> _URAIAN TUGAS_
Salin ulang tanpa perubahan apa pun baris-baris di bawah ini, mulai dari baris paling awal hingga baris yang memuat "quoted-tweet-text: At least", termasuk kedua batas tersebut.

--- DATA YANG DISEDIAKAN ---

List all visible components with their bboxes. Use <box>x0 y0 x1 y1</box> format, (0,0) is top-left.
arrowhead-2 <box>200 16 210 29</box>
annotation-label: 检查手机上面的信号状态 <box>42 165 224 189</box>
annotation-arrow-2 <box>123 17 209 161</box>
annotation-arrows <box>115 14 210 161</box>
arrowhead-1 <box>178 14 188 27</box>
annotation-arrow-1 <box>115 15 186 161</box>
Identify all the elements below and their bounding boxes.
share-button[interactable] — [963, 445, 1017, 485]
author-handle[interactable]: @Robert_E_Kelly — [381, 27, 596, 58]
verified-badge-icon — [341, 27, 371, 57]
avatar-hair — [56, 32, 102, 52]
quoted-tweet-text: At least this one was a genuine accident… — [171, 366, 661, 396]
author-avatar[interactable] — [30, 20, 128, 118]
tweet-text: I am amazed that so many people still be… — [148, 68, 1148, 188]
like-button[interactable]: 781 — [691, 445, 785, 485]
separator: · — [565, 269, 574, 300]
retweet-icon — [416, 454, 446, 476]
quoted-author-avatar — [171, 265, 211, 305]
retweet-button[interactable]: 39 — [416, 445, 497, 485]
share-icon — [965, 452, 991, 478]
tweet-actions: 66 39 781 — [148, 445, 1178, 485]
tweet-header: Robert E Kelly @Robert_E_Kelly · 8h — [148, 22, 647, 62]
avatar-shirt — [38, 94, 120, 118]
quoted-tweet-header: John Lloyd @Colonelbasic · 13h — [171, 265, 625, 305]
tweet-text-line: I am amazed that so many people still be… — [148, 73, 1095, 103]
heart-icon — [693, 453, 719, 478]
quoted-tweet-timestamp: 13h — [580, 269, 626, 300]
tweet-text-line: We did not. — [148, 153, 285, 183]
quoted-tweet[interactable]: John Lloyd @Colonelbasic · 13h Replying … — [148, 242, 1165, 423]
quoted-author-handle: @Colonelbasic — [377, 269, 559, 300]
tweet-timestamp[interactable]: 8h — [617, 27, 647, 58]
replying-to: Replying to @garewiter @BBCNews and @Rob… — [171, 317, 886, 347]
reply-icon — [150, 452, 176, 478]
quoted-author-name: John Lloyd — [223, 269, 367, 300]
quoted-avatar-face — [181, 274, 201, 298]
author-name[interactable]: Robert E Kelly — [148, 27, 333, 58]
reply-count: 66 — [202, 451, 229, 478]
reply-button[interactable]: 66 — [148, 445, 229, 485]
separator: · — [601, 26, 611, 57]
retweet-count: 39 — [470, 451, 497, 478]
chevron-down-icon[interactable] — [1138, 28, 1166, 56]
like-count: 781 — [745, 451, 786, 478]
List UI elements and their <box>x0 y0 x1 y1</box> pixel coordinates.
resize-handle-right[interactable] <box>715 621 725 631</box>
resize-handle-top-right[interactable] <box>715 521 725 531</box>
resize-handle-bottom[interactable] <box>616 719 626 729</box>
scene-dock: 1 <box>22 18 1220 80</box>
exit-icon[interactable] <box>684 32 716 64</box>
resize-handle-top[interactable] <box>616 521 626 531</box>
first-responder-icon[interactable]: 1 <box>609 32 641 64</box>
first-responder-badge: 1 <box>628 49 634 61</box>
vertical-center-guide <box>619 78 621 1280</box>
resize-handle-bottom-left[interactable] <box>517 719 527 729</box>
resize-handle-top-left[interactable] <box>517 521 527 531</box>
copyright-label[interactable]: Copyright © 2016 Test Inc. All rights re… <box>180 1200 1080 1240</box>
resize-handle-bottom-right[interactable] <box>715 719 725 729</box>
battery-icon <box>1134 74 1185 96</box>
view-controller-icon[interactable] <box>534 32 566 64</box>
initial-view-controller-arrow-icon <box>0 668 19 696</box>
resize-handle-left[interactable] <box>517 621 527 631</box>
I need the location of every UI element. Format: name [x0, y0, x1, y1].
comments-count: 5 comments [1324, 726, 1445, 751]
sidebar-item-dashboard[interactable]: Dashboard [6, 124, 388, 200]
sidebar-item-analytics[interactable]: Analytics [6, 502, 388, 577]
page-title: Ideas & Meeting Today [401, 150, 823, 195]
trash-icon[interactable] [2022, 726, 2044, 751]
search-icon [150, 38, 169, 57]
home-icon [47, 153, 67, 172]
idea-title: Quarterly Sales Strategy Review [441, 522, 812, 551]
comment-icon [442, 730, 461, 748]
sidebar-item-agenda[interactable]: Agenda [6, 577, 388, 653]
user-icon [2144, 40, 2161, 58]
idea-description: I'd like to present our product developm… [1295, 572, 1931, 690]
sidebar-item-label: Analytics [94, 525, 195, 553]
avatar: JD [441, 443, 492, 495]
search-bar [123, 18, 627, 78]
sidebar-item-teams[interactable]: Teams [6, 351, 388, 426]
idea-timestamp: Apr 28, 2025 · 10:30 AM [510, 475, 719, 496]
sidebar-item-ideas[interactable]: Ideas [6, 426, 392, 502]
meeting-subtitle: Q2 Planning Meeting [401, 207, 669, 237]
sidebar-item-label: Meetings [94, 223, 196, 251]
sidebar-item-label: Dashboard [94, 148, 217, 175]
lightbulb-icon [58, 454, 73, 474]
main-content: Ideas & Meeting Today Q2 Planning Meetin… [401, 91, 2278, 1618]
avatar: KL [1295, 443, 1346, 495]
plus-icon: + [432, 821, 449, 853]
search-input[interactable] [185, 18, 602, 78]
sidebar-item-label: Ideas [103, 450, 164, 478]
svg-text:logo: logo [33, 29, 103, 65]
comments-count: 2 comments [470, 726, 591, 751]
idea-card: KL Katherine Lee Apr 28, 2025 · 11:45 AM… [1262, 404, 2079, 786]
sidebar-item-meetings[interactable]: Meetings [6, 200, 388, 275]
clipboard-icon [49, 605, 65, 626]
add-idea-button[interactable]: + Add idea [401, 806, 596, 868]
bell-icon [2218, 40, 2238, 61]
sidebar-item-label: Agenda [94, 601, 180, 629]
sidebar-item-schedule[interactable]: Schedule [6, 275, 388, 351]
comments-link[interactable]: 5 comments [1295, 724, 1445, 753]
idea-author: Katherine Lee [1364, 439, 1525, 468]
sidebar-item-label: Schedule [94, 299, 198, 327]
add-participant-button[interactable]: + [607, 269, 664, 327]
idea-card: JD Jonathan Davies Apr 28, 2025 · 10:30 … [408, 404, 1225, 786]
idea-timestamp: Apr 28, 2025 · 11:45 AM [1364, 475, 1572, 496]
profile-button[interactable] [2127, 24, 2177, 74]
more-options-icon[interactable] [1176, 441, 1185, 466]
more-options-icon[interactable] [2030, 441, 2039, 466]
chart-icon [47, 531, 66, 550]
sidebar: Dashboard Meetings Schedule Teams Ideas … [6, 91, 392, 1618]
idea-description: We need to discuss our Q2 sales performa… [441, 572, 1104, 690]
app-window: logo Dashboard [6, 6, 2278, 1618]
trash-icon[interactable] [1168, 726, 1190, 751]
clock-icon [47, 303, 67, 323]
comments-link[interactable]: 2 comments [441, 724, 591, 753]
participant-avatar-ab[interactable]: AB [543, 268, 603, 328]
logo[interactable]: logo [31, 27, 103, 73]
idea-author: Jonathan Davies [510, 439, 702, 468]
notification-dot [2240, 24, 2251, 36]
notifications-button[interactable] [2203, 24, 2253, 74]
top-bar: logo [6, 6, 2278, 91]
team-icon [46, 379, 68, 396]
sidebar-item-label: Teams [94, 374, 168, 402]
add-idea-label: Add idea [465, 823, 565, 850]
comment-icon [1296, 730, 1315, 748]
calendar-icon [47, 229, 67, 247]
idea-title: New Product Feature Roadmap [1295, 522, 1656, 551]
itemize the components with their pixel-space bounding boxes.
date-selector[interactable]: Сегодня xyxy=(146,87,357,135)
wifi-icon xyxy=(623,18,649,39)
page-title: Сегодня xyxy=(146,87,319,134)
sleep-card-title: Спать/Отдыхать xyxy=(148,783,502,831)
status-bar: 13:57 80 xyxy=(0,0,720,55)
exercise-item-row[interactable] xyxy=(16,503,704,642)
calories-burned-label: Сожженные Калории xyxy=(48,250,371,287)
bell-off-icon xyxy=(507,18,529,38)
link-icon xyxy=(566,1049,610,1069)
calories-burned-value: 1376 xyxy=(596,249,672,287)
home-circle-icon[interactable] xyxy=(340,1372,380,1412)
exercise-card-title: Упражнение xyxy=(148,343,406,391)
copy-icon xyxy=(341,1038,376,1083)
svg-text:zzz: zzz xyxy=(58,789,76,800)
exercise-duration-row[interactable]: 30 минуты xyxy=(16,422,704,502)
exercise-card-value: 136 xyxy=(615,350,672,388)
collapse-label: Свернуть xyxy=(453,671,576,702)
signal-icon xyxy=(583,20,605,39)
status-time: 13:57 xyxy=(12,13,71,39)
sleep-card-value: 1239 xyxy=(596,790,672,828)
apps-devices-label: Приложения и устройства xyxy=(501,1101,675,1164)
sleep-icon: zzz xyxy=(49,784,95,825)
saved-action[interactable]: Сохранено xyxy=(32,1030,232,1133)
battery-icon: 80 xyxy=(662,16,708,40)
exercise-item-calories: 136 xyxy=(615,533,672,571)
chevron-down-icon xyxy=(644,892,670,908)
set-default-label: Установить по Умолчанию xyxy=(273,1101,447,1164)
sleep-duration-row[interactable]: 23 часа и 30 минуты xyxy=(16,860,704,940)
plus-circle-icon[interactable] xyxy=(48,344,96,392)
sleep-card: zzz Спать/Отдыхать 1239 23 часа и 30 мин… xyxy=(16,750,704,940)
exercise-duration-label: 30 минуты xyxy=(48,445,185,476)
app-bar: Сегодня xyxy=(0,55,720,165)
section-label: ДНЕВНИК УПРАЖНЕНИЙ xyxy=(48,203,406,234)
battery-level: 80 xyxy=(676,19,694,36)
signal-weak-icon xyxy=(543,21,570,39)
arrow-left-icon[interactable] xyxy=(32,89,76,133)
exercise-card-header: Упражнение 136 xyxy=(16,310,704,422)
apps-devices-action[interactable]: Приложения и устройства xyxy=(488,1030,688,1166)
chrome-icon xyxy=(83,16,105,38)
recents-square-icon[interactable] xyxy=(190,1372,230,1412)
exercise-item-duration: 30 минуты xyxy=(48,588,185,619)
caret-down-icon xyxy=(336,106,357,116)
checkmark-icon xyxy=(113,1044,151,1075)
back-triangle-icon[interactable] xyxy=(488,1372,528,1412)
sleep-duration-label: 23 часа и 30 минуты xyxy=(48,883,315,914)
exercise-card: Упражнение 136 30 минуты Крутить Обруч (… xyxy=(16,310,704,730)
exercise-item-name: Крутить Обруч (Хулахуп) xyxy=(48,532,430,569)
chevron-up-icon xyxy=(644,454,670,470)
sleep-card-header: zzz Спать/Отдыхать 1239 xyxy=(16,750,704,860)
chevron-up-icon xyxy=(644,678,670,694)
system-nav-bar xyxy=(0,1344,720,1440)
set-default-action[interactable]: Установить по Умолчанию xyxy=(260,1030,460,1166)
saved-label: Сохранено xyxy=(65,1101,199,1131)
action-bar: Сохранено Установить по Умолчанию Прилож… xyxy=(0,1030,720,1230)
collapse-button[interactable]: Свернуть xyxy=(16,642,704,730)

---

> _PENYELESAIAN_
List all visible components with their bboxes. Use <box>x0 y0 x1 y1</box> format, (0,0) is top-left.
arrowhead-2 <box>200 16 210 29</box>
annotation-label: 检查手机上面的信号状态 <box>42 165 224 189</box>
annotation-arrow-2 <box>123 17 209 161</box>
annotation-arrows <box>115 14 210 161</box>
arrowhead-1 <box>178 14 188 27</box>
annotation-arrow-1 <box>115 15 186 161</box>
Identify all the elements below and their bounding boxes.
share-button[interactable] — [963, 445, 1017, 485]
author-handle[interactable]: @Robert_E_Kelly — [381, 27, 596, 58]
verified-badge-icon — [341, 27, 371, 57]
avatar-hair — [56, 32, 102, 52]
quoted-tweet-text: At least this one was a genuine accident… — [171, 366, 661, 396]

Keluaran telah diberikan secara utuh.